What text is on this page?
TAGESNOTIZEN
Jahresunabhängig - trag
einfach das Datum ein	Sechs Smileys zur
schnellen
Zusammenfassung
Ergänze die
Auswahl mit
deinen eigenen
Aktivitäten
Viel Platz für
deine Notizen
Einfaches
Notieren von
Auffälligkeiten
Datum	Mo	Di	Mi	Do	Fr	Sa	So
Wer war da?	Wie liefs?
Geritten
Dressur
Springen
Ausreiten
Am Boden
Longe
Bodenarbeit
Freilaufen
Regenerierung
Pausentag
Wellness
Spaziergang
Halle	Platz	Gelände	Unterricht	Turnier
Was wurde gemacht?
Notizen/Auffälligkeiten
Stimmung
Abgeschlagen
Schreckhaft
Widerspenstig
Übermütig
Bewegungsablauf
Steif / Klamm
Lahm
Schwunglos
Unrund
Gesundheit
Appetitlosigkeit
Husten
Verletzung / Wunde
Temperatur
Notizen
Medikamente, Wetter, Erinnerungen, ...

**Brief:** Find the word "Auffälligkeiten" in the entries, and copy every line it shows up in.

**Answer to the problem:**
Auffälligkeiten
Notizen/Auffälligkeiten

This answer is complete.